§ **What is required**
Keep the pictures out of the copy and print all the entries below exactly.
_____
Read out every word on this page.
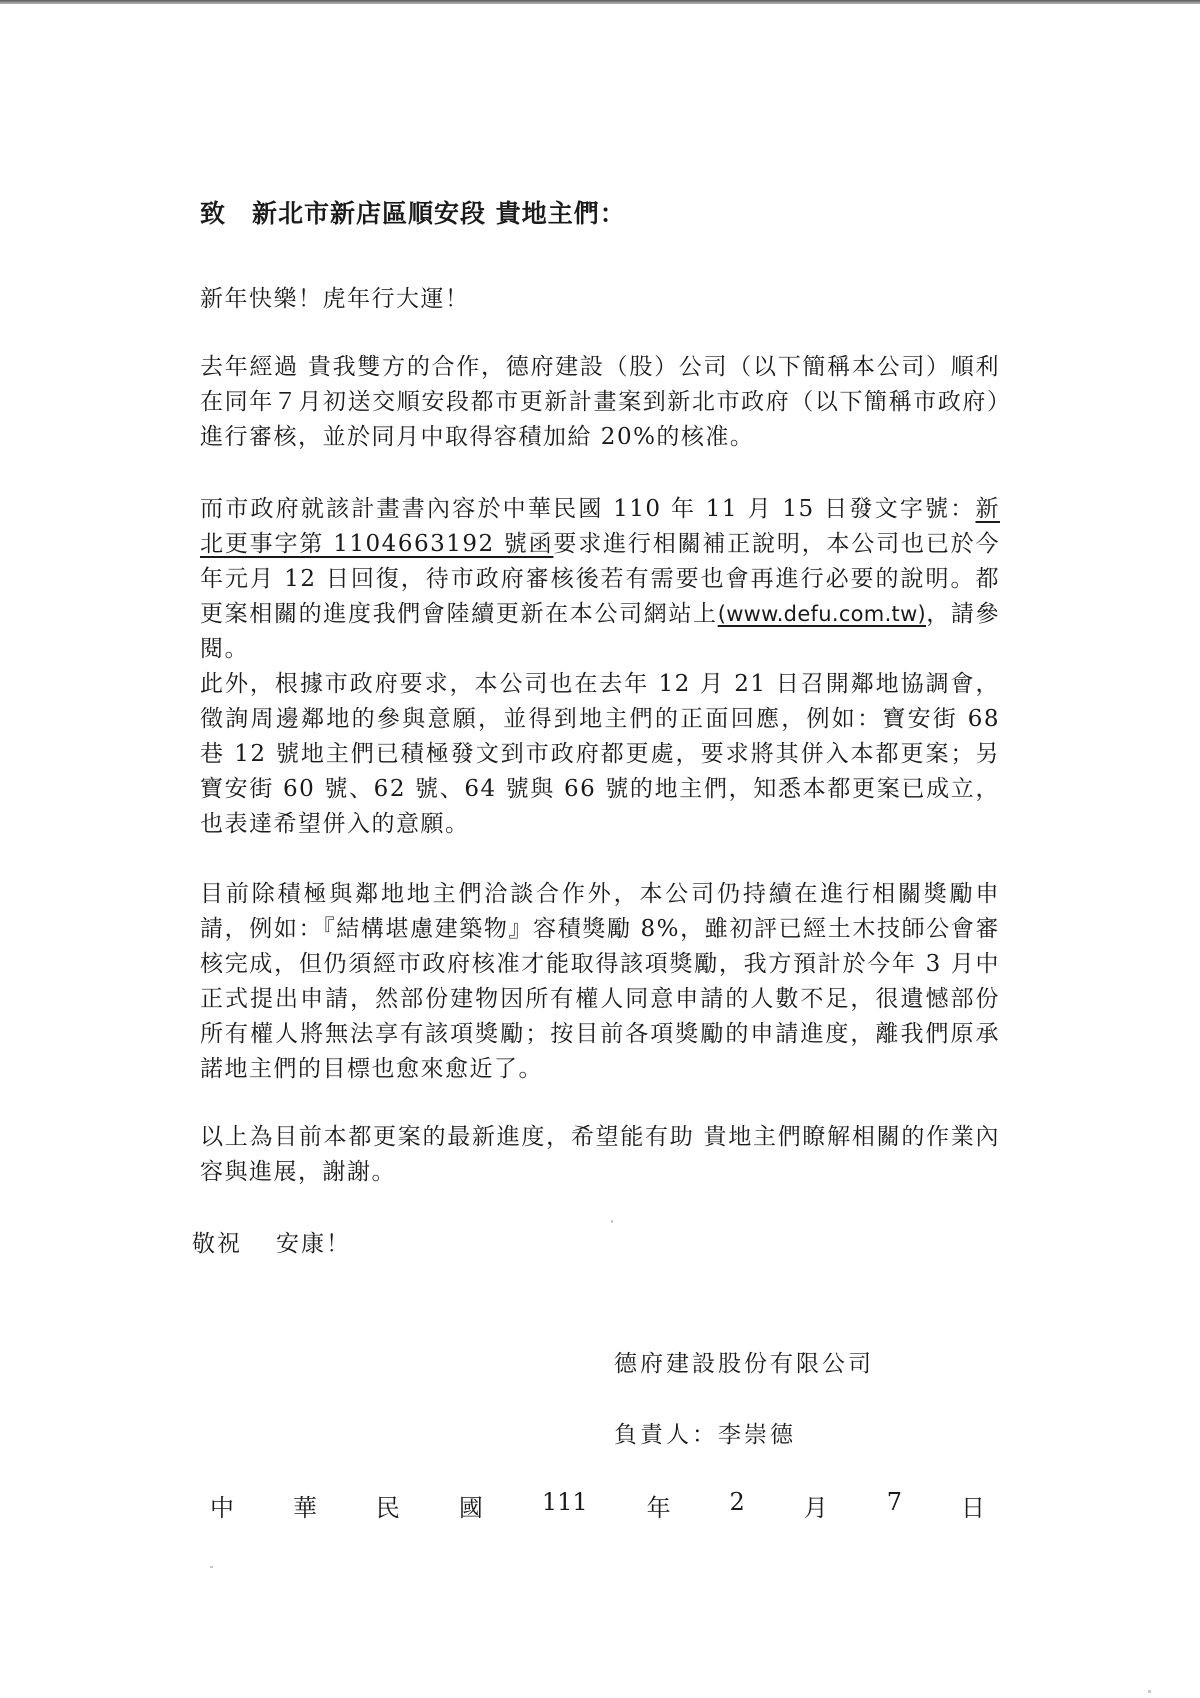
致 新北市新店區順安段 貴地主們：

新年快樂！虎年行大運！

去年經過 貴我雙方的合作，德府建設（股）公司（以下簡稱本公司）順利在同年７月初送交順安段都市更新計畫案到新北市政府（以下簡稱市政府）進行審核，並於同月中取得容積加給 20%的核准。

而市政府就該計畫書內容於中華民國 110 年 11 月 15 日發文字號：新北更事字第 1104663192 號函要求進行相關補正說明，本公司也已於今年元月 12 日回復，待市政府審核後若有需要也會再進行必要的說明。都更案相關的進度我們會陸續更新在本公司網站上(www.defu.com.tw)，請參閱。

此外，根據市政府要求，本公司也在去年 12 月 21 日召開鄰地協調會，徵詢周邊鄰地的參與意願，並得到地主們的正面回應，例如：寶安街 68 巷 12 號地主們已積極發文到市政府都更處，要求將其併入本都更案；另寶安街 60 號、62 號、64 號與 66 號的地主們，知悉本都更案已成立，也表達希望併入的意願。

目前除積極與鄰地地主們洽談合作外，本公司仍持續在進行相關獎勵申請，例如：『結構堪慮建築物』容積獎勵 8%，雖初評已經土木技師公會審核完成，但仍須經市政府核准才能取得該項獎勵，我方預計於今年 3 月中正式提出申請，然部份建物因所有權人同意申請的人數不足，很遺憾部份所有權人將無法享有該項獎勵；按目前各項獎勵的申請進度，離我們原承諾地主們的目標也愈來愈近了。

以上為目前本都更案的最新進度，希望能有助 貴地主們瞭解相關的作業內容與進展，謝謝。

敬祝 安康！
德府建設股份有限公司
負責人：李崇德
中 華 民 國 111 年 2 月 7 日
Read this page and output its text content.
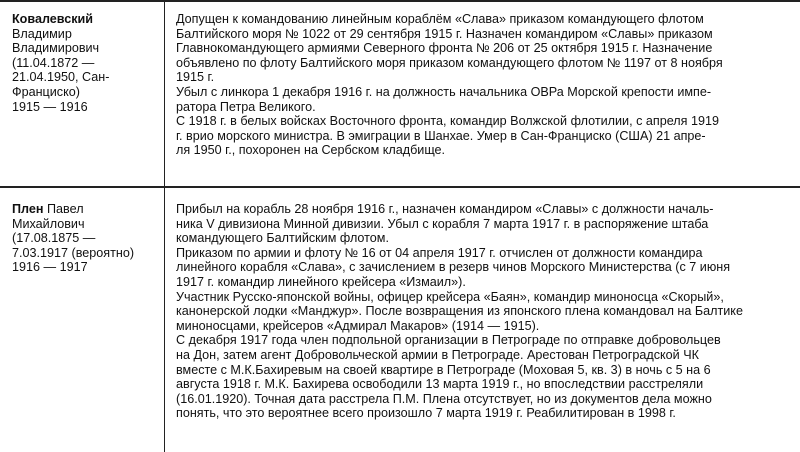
Ковалевский
Владимир
Владимирович
(11.04.1872 —
21.04.1950, Сан-
Франциско)
1915 — 1916

Допущен к командованию линейным кораблём «Слава» приказом командующего флотом
Балтийского моря № 1022 от 29 сентября 1915 г. Назначен командиром «Славы» приказом
Главнокомандующего армиями Северного фронта № 206 от 25 октября 1915 г. Назначение
объявлено по флоту Балтийского моря приказом командующего флотом № 1197 от 8 ноября
1915 г.

Убыл с линкора 1 декабря 1916 г. на должность начальника ОВРа Морской крепости импе-
ратора Петра Великого.

С 1918 г. в белых войсках Восточного фронта, командир Волжской флотилии, с апреля 1919
г. врио морского министра. В эмиграции в Шанхае. Умер в Сан-Франциско (США) 21 апре-
ля 1950 г., похоронен на Сербском кладбище.

Плен Павел
Михайлович
(17.08.1875 —
7.03.1917 (вероятно)
1916 — 1917

Прибыл на корабль 28 ноября 1916 г., назначен командиром «Славы» с должности началь-
ника V дивизиона Минной дивизии. Убыл с корабля 7 марта 1917 г. в распоряжение штаба
командующего Балтийским флотом.

Приказом по армии и флоту № 16 от 04 апреля 1917 г. отчислен от должности командира
линейного корабля «Слава», с зачислением в резерв чинов Морского Министерства (с 7 июня
1917 г. командир линейного крейсера «Измаил»).

Участник Русско-японской войны, офицер крейсера «Баян», командир миноносца «Скорый»,
канонерской лодки «Манджур». После возвращения из японского плена командовал на Балтике
миноносцами, крейсеров «Адмирал Макаров» (1914 — 1915).

С декабря 1917 года член подпольной организации в Петрограде по отправке добровольцев
на Дон, затем агент Добровольческой армии в Петрограде. Арестован Петроградской ЧК
вместе с М.К.Бахиревым на своей квартире в Петрограде (Моховая 5, кв. 3) в ночь с 5 на 6
августа 1918 г. М.К. Бахирева освободили 13 марта 1919 г., но впоследствии расстреляли
(16.01.1920). Точная дата расстрела П.М. Плена отсутствует, но из документов дела можно
понять, что это вероятнее всего произошло 7 марта 1919 г. Реабилитирован в 1998 г.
_____
§ **Response below**
Read out every word on this page.
致 新北市新店區順安段 貴地主們：

新年快樂！虎年行大運！

去年經過 貴我雙方的合作，德府建設（股）公司（以下簡稱本公司）順利在同年７月初送交順安段都市更新計畫案到新北市政府（以下簡稱市政府）進行審核，並於同月中取得容積加給 20%的核准。

而市政府就該計畫書內容於中華民國 110 年 11 月 15 日發文字號：新北更事字第 1104663192 號函要求進行相關補正說明，本公司也已於今年元月 12 日回復，待市政府審核後若有需要也會再進行必要的說明。都更案相關的進度我們會陸續更新在本公司網站上(www.defu.com.tw)，請參閱。

此外，根據市政府要求，本公司也在去年 12 月 21 日召開鄰地協調會，徵詢周邊鄰地的參與意願，並得到地主們的正面回應，例如：寶安街 68 巷 12 號地主們已積極發文到市政府都更處，要求將其併入本都更案；另寶安街 60 號、62 號、64 號與 66 號的地主們，知悉本都更案已成立，也表達希望併入的意願。

目前除積極與鄰地地主們洽談合作外，本公司仍持續在進行相關獎勵申請，例如：『結構堪慮建築物』容積獎勵 8%，雖初評已經土木技師公會審核完成，但仍須經市政府核准才能取得該項獎勵，我方預計於今年 3 月中正式提出申請，然部份建物因所有權人同意申請的人數不足，很遺憾部份所有權人將無法享有該項獎勵；按目前各項獎勵的申請進度，離我們原承諾地主們的目標也愈來愈近了。

以上為目前本都更案的最新進度，希望能有助 貴地主們瞭解相關的作業內容與進展，謝謝。

敬祝 安康！
德府建設股份有限公司
負責人：李崇德
中 華 民 國 111 年 2 月 7 日
Read this page and output its text content.
Ковалевский
Владимир
Владимирович
(11.04.1872 —
21.04.1950, Сан-
Франциско)
1915 — 1916

Допущен к командованию линейным кораблём «Слава» приказом командующего флотом
Балтийского моря № 1022 от 29 сентября 1915 г. Назначен командиром «Славы» приказом
Главнокомандующего армиями Северного фронта № 206 от 25 октября 1915 г. Назначение
объявлено по флоту Балтийского моря приказом командующего флотом № 1197 от 8 ноября
1915 г.

Убыл с линкора 1 декабря 1916 г. на должность начальника ОВРа Морской крепости импе-
ратора Петра Великого.

С 1918 г. в белых войсках Восточного фронта, командир Волжской флотилии, с апреля 1919
г. врио морского министра. В эмиграции в Шанхае. Умер в Сан-Франциско (США) 21 апре-
ля 1950 г., похоронен на Сербском кладбище.

Плен Павел
Михайлович
(17.08.1875 —
7.03.1917 (вероятно)
1916 — 1917

Прибыл на корабль 28 ноября 1916 г., назначен командиром «Славы» с должности началь-
ника V дивизиона Минной дивизии. Убыл с корабля 7 марта 1917 г. в распоряжение штаба
командующего Балтийским флотом.

Приказом по армии и флоту № 16 от 04 апреля 1917 г. отчислен от должности командира
линейного корабля «Слава», с зачислением в резерв чинов Морского Министерства (с 7 июня
1917 г. командир линейного крейсера «Измаил»).

Участник Русско-японской войны, офицер крейсера «Баян», командир миноносца «Скорый»,
канонерской лодки «Манджур». После возвращения из японского плена командовал на Балтике
миноносцами, крейсеров «Адмирал Макаров» (1914 — 1915).

С декабря 1917 года член подпольной организации в Петрограде по отправке добровольцев
на Дон, затем агент Добровольческой армии в Петрограде. Арестован Петроградской ЧК
вместе с М.К.Бахиревым на своей квартире в Петрограде (Моховая 5, кв. 3) в ночь с 5 на 6
августа 1918 г. М.К. Бахирева освободили 13 марта 1919 г., но впоследствии расстреляли
(16.01.1920). Точная дата расстрела П.М. Плена отсутствует, но из документов дела можно
понять, что это вероятнее всего произошло 7 марта 1919 г. Реабилитирован в 1998 г.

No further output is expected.